EXERCISE DESCRIPTION
Output the entries below exactly as written, omitting pictures.

DATA EXTRACT

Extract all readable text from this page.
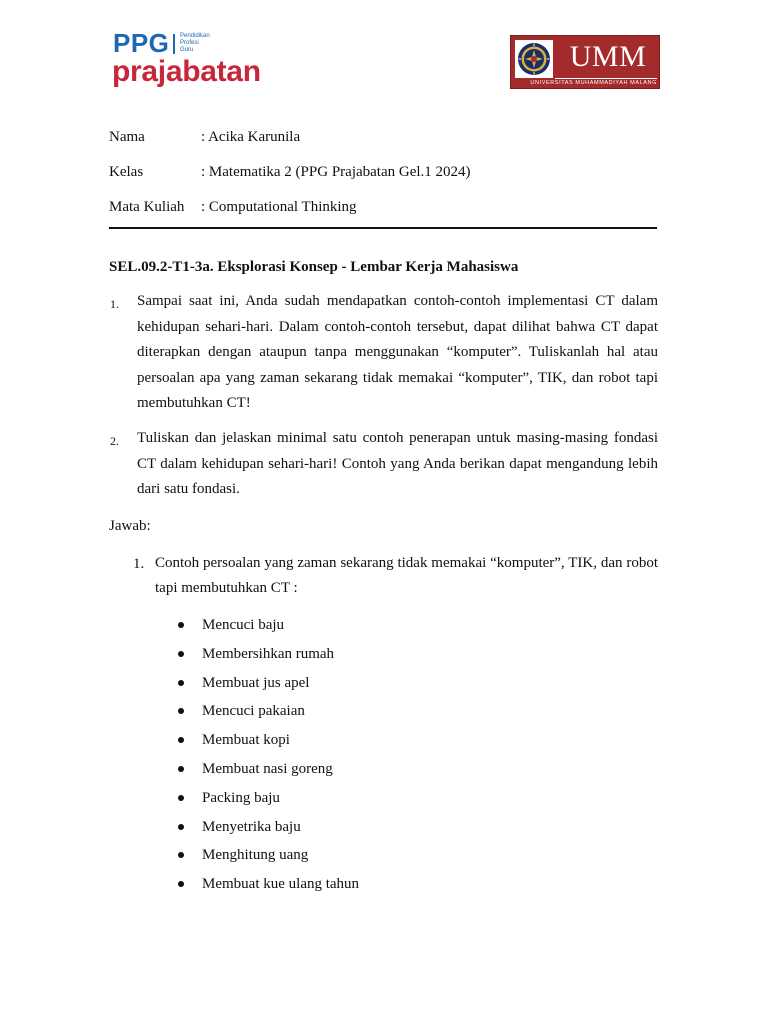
PPG Pendidikan
Profesi
Guru
prajabatan	UMM
UNIVERSITAS MUHAMMADIYAH MALANG
Nama	: Acika Karunila
Kelas	: Matematika 2 (PPG Prajabatan Gel.1 2024)
Mata Kuliah : Computational Thinking
SEL.09.2-T1-3a. Eksplorasi Konsep - Lembar Kerja Mahasiswa
1. Sampai saat ini, Anda sudah mendapatkan contoh-contoh implementasi CT dalam kehidupan sehari-hari. Dalam contoh-contoh tersebut, dapat dilihat bahwa CT dapat diterapkan dengan ataupun tanpa menggunakan “komputer”. Tuliskanlah hal atau persoalan apa yang zaman sekarang tidak memakai “komputer”, TIK, dan robot tapi membutuhkan CT!
2. Tuliskan dan jelaskan minimal satu contoh penerapan untuk masing-masing fondasi CT dalam kehidupan sehari-hari! Contoh yang Anda berikan dapat mengandung lebih dari satu fondasi.
Jawab:
1. Contoh persoalan yang zaman sekarang tidak memakai “komputer”, TIK, dan robot tapi membutuhkan CT :
Mencuci baju
Membersihkan rumah
Membuat jus apel
Mencuci pakaian
Membuat kopi
Membuat nasi goreng
Packing baju
Menyetrika baju
Menghitung uang
Membuat kue ulang tahun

SOLUTION FOR THIS EXERCISE
Extract all readable text from this page.
PPG Pendidikan
Profesi
Guru
prajabatan	UMM
UNIVERSITAS MUHAMMADIYAH MALANG
Nama	: Acika Karunila
Kelas	: Matematika 2 (PPG Prajabatan Gel.1 2024)
Mata Kuliah : Computational Thinking
SEL.09.2-T1-3a. Eksplorasi Konsep - Lembar Kerja Mahasiswa
1. Sampai saat ini, Anda sudah mendapatkan contoh-contoh implementasi CT dalam kehidupan sehari-hari. Dalam contoh-contoh tersebut, dapat dilihat bahwa CT dapat diterapkan dengan ataupun tanpa menggunakan “komputer”. Tuliskanlah hal atau persoalan apa yang zaman sekarang tidak memakai “komputer”, TIK, dan robot tapi membutuhkan CT!
2. Tuliskan dan jelaskan minimal satu contoh penerapan untuk masing-masing fondasi CT dalam kehidupan sehari-hari! Contoh yang Anda berikan dapat mengandung lebih dari satu fondasi.
Jawab:
1. Contoh persoalan yang zaman sekarang tidak memakai “komputer”, TIK, dan robot tapi membutuhkan CT :
Mencuci baju
Membersihkan rumah
Membuat jus apel
Mencuci pakaian
Membuat kopi
Membuat nasi goreng
Packing baju
Menyetrika baju
Menghitung uang
Membuat kue ulang tahun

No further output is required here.